**Set exercise:** Drop the pictures, then extract the listing word for word.

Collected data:
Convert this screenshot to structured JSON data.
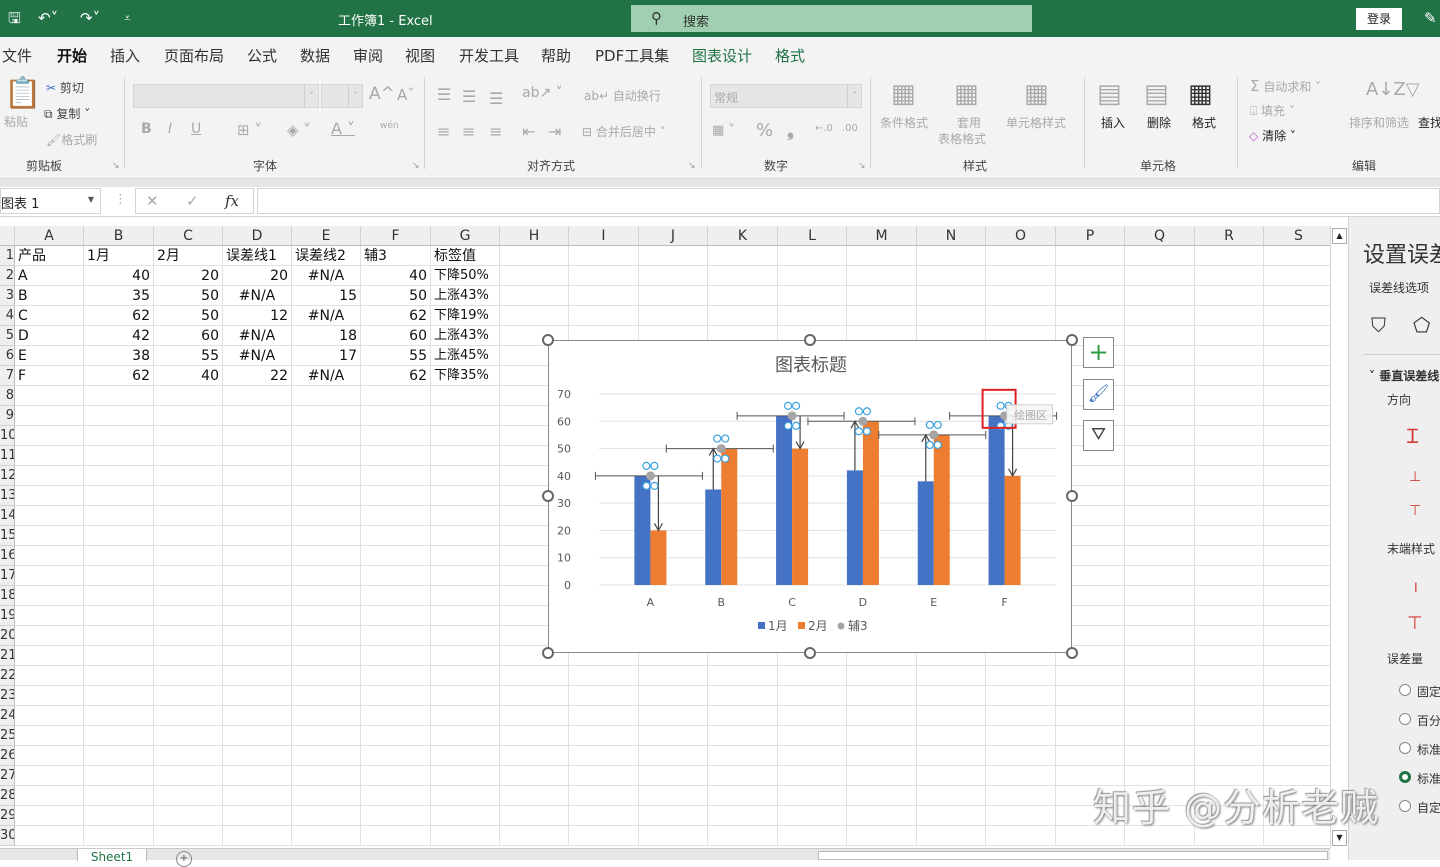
{
  "titlebar": {
    "title": "工作簿1 - Excel",
    "search_placeholder": "搜索",
    "login_label": "登录",
    "icons": [
      "save-icon",
      "undo-icon",
      "redo-icon",
      "customize-qat-icon"
    ]
  },
  "menu": {
    "tabs": [
      "文件",
      "开始",
      "插入",
      "页面布局",
      "公式",
      "数据",
      "审阅",
      "视图",
      "开发工具",
      "帮助",
      "PDF工具集",
      "图表设计",
      "格式"
    ],
    "active": "开始"
  },
  "ribbon": {
    "clipboard": {
      "paste": "粘贴",
      "cut": "剪切",
      "copy": "复制",
      "format_painter": "格式刷",
      "label": "剪贴板"
    },
    "font": {
      "label": "字体",
      "bold": "B",
      "italic": "I",
      "underline": "U",
      "grow": "A^",
      "shrink": "Aˇ",
      "wen": "wén"
    },
    "alignment": {
      "wrap": "自动换行",
      "merge": "合并后居中",
      "label": "对齐方式"
    },
    "number": {
      "format": "常规",
      "percent": "%",
      "comma": "❟",
      "label": "数字",
      "inc_dec": ".00"
    },
    "styles": {
      "conditional": "条件格式",
      "table_format_1": "套用",
      "table_format_2": "表格格式",
      "cell_styles": "单元格样式",
      "label": "样式"
    },
    "cells": {
      "insert": "插入",
      "delete": "删除",
      "format": "格式",
      "label": "单元格"
    },
    "editing": {
      "autosum": "自动求和",
      "fill": "填充",
      "clear": "清除",
      "sort_filter": "排序和筛选",
      "find": "查找",
      "label": "编辑"
    }
  },
  "formula_bar": {
    "name_box": "图表 1",
    "cancel": "✕",
    "confirm": "✓",
    "fx": "fx",
    "value": ""
  },
  "sheet": {
    "columns": [
      "A",
      "B",
      "C",
      "D",
      "E",
      "F",
      "G",
      "H",
      "I",
      "J",
      "K",
      "L",
      "M",
      "N",
      "O",
      "P",
      "Q",
      "R",
      "S"
    ],
    "row_numbers": [
      "1",
      "2",
      "3",
      "4",
      "5",
      "6",
      "7",
      "8",
      "9",
      "10",
      "11",
      "12",
      "13",
      "14",
      "15",
      "16",
      "17",
      "18",
      "19",
      "20",
      "21",
      "22",
      "23",
      "24",
      "25",
      "26",
      "27",
      "28",
      "29",
      "30"
    ],
    "header": [
      "产品",
      "1月",
      "2月",
      "误差线1",
      "误差线2",
      "辅3",
      "标签值"
    ],
    "rows": [
      [
        "A",
        "40",
        "20",
        "20",
        "#N/A",
        "40",
        "下降50%"
      ],
      [
        "B",
        "35",
        "50",
        "#N/A",
        "15",
        "50",
        "上涨43%"
      ],
      [
        "C",
        "62",
        "50",
        "12",
        "#N/A",
        "62",
        "下降19%"
      ],
      [
        "D",
        "42",
        "60",
        "#N/A",
        "18",
        "60",
        "上涨43%"
      ],
      [
        "E",
        "38",
        "55",
        "#N/A",
        "17",
        "55",
        "上涨45%"
      ],
      [
        "F",
        "62",
        "40",
        "22",
        "#N/A",
        "62",
        "下降35%"
      ]
    ],
    "tab": "Sheet1"
  },
  "chart_data": {
    "type": "bar",
    "title": "图表标题",
    "categories": [
      "A",
      "B",
      "C",
      "D",
      "E",
      "F"
    ],
    "series": [
      {
        "name": "1月",
        "color": "#4472c4",
        "values": [
          40,
          35,
          62,
          42,
          38,
          62
        ]
      },
      {
        "name": "2月",
        "color": "#ed7d31",
        "values": [
          20,
          50,
          50,
          60,
          55,
          40
        ]
      },
      {
        "name": "辅3",
        "color": "#a5a5a5",
        "type": "scatter",
        "values": [
          40,
          50,
          62,
          60,
          55,
          62
        ]
      }
    ],
    "error_down": [
      20,
      null,
      12,
      null,
      null,
      22
    ],
    "error_up": [
      null,
      15,
      null,
      18,
      17,
      null
    ],
    "yticks": [
      0,
      10,
      20,
      30,
      40,
      50,
      60,
      70
    ],
    "ylim": [
      0,
      70
    ],
    "legend": "bottom",
    "grid": true,
    "tooltip": "绘图区"
  },
  "chart_buttons": {
    "add": "+",
    "style": "brush",
    "filter": "filter"
  },
  "pane": {
    "title": "设置误差线格式",
    "subtitle": "误差线选项",
    "section": "垂直误差线",
    "direction": "方向",
    "end_style": "末端样式",
    "amount": "误差量",
    "options": [
      "固定值",
      "百分比",
      "标准偏差",
      "标准误差",
      "自定义"
    ],
    "selected_index": 3
  },
  "watermark": "知乎 @分析老贼"
}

**Exercise response:**
Convert this screenshot to structured JSON data.
{
  "titlebar": {
    "title": "工作簿1 - Excel",
    "search_placeholder": "搜索",
    "login_label": "登录",
    "icons": [
      "save-icon",
      "undo-icon",
      "redo-icon",
      "customize-qat-icon"
    ]
  },
  "menu": {
    "tabs": [
      "文件",
      "开始",
      "插入",
      "页面布局",
      "公式",
      "数据",
      "审阅",
      "视图",
      "开发工具",
      "帮助",
      "PDF工具集",
      "图表设计",
      "格式"
    ],
    "active": "开始"
  },
  "ribbon": {
    "clipboard": {
      "paste": "粘贴",
      "cut": "剪切",
      "copy": "复制",
      "format_painter": "格式刷",
      "label": "剪贴板"
    },
    "font": {
      "label": "字体",
      "bold": "B",
      "italic": "I",
      "underline": "U",
      "grow": "A^",
      "shrink": "Aˇ",
      "wen": "wén"
    },
    "alignment": {
      "wrap": "自动换行",
      "merge": "合并后居中",
      "label": "对齐方式"
    },
    "number": {
      "format": "常规",
      "percent": "%",
      "comma": "❟",
      "label": "数字",
      "inc_dec": ".00"
    },
    "styles": {
      "conditional": "条件格式",
      "table_format_1": "套用",
      "table_format_2": "表格格式",
      "cell_styles": "单元格样式",
      "label": "样式"
    },
    "cells": {
      "insert": "插入",
      "delete": "删除",
      "format": "格式",
      "label": "单元格"
    },
    "editing": {
      "autosum": "自动求和",
      "fill": "填充",
      "clear": "清除",
      "sort_filter": "排序和筛选",
      "find": "查找",
      "label": "编辑"
    }
  },
  "formula_bar": {
    "name_box": "图表 1",
    "cancel": "✕",
    "confirm": "✓",
    "fx": "fx",
    "value": ""
  },
  "sheet": {
    "columns": [
      "A",
      "B",
      "C",
      "D",
      "E",
      "F",
      "G",
      "H",
      "I",
      "J",
      "K",
      "L",
      "M",
      "N",
      "O",
      "P",
      "Q",
      "R",
      "S"
    ],
    "row_numbers": [
      "1",
      "2",
      "3",
      "4",
      "5",
      "6",
      "7",
      "8",
      "9",
      "10",
      "11",
      "12",
      "13",
      "14",
      "15",
      "16",
      "17",
      "18",
      "19",
      "20",
      "21",
      "22",
      "23",
      "24",
      "25",
      "26",
      "27",
      "28",
      "29",
      "30"
    ],
    "header": [
      "产品",
      "1月",
      "2月",
      "误差线1",
      "误差线2",
      "辅3",
      "标签值"
    ],
    "rows": [
      [
        "A",
        "40",
        "20",
        "20",
        "#N/A",
        "40",
        "下降50%"
      ],
      [
        "B",
        "35",
        "50",
        "#N/A",
        "15",
        "50",
        "上涨43%"
      ],
      [
        "C",
        "62",
        "50",
        "12",
        "#N/A",
        "62",
        "下降19%"
      ],
      [
        "D",
        "42",
        "60",
        "#N/A",
        "18",
        "60",
        "上涨43%"
      ],
      [
        "E",
        "38",
        "55",
        "#N/A",
        "17",
        "55",
        "上涨45%"
      ],
      [
        "F",
        "62",
        "40",
        "22",
        "#N/A",
        "62",
        "下降35%"
      ]
    ],
    "tab": "Sheet1"
  },
  "chart_data": {
    "type": "bar",
    "title": "图表标题",
    "categories": [
      "A",
      "B",
      "C",
      "D",
      "E",
      "F"
    ],
    "series": [
      {
        "name": "1月",
        "color": "#4472c4",
        "values": [
          40,
          35,
          62,
          42,
          38,
          62
        ]
      },
      {
        "name": "2月",
        "color": "#ed7d31",
        "values": [
          20,
          50,
          50,
          60,
          55,
          40
        ]
      },
      {
        "name": "辅3",
        "color": "#a5a5a5",
        "type": "scatter",
        "values": [
          40,
          50,
          62,
          60,
          55,
          62
        ]
      }
    ],
    "error_down": [
      20,
      null,
      12,
      null,
      null,
      22
    ],
    "error_up": [
      null,
      15,
      null,
      18,
      17,
      null
    ],
    "yticks": [
      0,
      10,
      20,
      30,
      40,
      50,
      60,
      70
    ],
    "ylim": [
      0,
      70
    ],
    "legend": "bottom",
    "grid": true,
    "tooltip": "绘图区"
  },
  "chart_buttons": {
    "add": "+",
    "style": "brush",
    "filter": "filter"
  },
  "pane": {
    "title": "设置误差线格式",
    "subtitle": "误差线选项",
    "section": "垂直误差线",
    "direction": "方向",
    "end_style": "末端样式",
    "amount": "误差量",
    "options": [
      "固定值",
      "百分比",
      "标准偏差",
      "标准误差",
      "自定义"
    ],
    "selected_index": 3
  },
  "watermark": "知乎 @分析老贼"
}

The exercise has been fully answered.